* What you have to do
Copy all lines below exactly as written. Leave pictures out.

* Data records
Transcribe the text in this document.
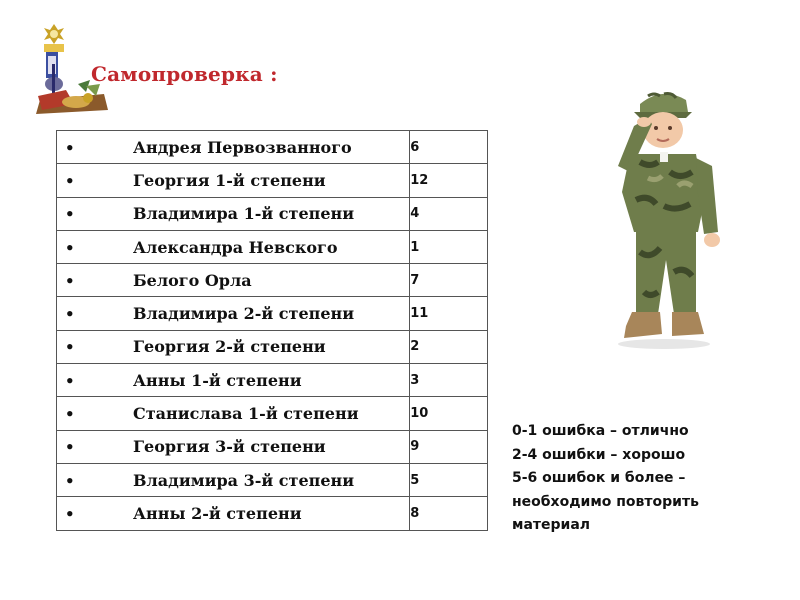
Самопроверка :
• Андрея Первозванного	6
• Георгия 1-й степени	12
• Владимира 1-й степени	4
• Александра Невского	1
• Белого Орла	7
• Владимира 2-й степени	11
• Георгия 2-й степени	2
• Анны 1-й степени	3
• Станислава 1-й степени	10
• Георгия 3-й степени	9
• Владимира 3-й степени	5
• Анны 2-й степени	8
0-1 ошибка – отлично
2-4 ошибки – хорошо
5-6 ошибок и более –
необходимо повторить
материал
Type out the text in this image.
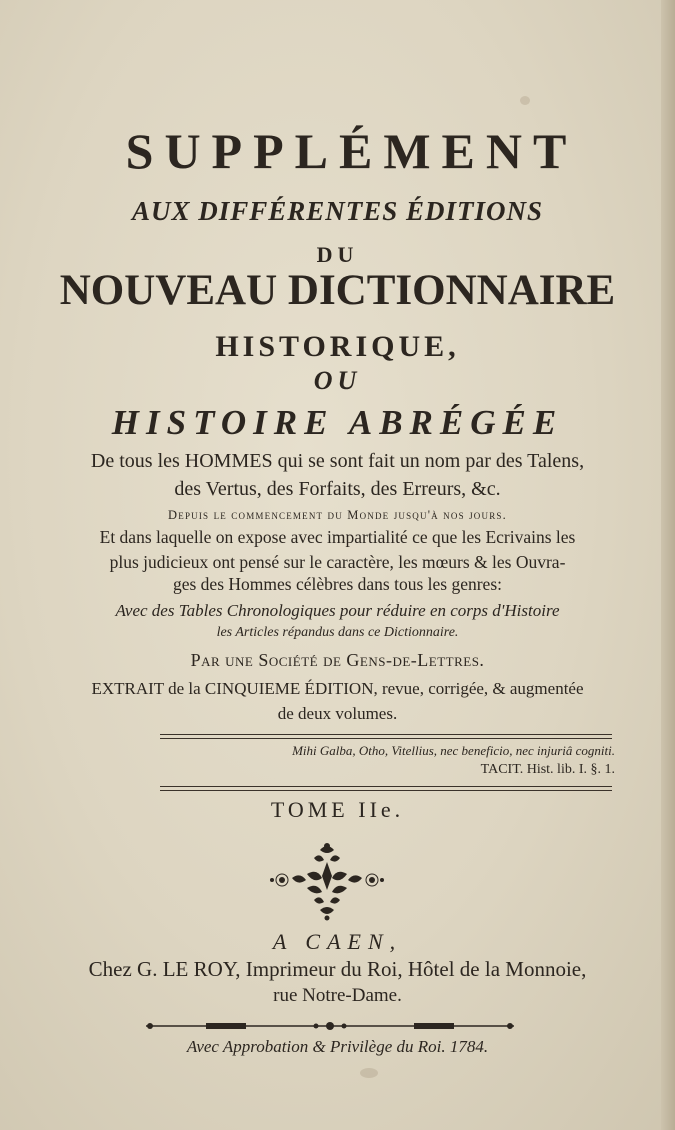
SUPPLÉMENT
AUX DIFFÉRENTES ÉDITIONS
DU
NOUVEAU DICTIONNAIRE
HISTORIQUE,
OU
HISTOIRE ABRÉGÉE
De tous les HOMMES qui se sont fait un nom par des Talens,
des Vertus, des Forfaits, des Erreurs, &c.
Depuis le commencement du Monde jusqu'à nos jours.
Et dans laquelle on expose avec impartialité ce que les Ecrivains les
plus judicieux ont pensé sur le caractère, les mœurs & les Ouvra-
ges des Hommes célèbres dans tous les genres:
Avec des Tables Chronologiques pour réduire en corps d'Histoire
les Articles répandus dans ce Dictionnaire.
Par une Société de Gens-de-Lettres.
EXTRAIT de la CINQUIEME ÉDITION, revue, corrigée, & augmentée
de deux volumes.
Mihi Galba, Otho, Vitellius, nec beneficio, nec injuriâ cogniti.
TACIT. Hist. lib. I. §. 1.
TOME IIe.
A CAEN,
Chez G. LE ROY, Imprimeur du Roi, Hôtel de la Monnoie,
rue Notre-Dame.
Avec Approbation & Privilège du Roi. 1784.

* Task answer
Transcribe the text in this document.
Самопроверка :
• Андрея Первозванного	6
• Георгия 1-й степени	12
• Владимира 1-й степени	4
• Александра Невского	1
• Белого Орла	7
• Владимира 2-й степени	11
• Георгия 2-й степени	2
• Анны 1-й степени	3
• Станислава 1-й степени	10
• Георгия 3-й степени	9
• Владимира 3-й степени	5
• Анны 2-й степени	8
0-1 ошибка – отлично
2-4 ошибки – хорошо
5-6 ошибок и более –
необходимо повторить
материал
Type out the text in this image.
SUPPLÉMENT
AUX DIFFÉRENTES ÉDITIONS
DU
NOUVEAU DICTIONNAIRE
HISTORIQUE,
OU
HISTOIRE ABRÉGÉE
De tous les HOMMES qui se sont fait un nom par des Talens,
des Vertus, des Forfaits, des Erreurs, &c.
Depuis le commencement du Monde jusqu'à nos jours.
Et dans laquelle on expose avec impartialité ce que les Ecrivains les
plus judicieux ont pensé sur le caractère, les mœurs & les Ouvra-
ges des Hommes célèbres dans tous les genres:
Avec des Tables Chronologiques pour réduire en corps d'Histoire
les Articles répandus dans ce Dictionnaire.
Par une Société de Gens-de-Lettres.
EXTRAIT de la CINQUIEME ÉDITION, revue, corrigée, & augmentée
de deux volumes.
Mihi Galba, Otho, Vitellius, nec beneficio, nec injuriâ cogniti.
TACIT. Hist. lib. I. §. 1.
TOME IIe.
A CAEN,
Chez G. LE ROY, Imprimeur du Roi, Hôtel de la Monnoie,
rue Notre-Dame.
Avec Approbation & Privilège du Roi. 1784.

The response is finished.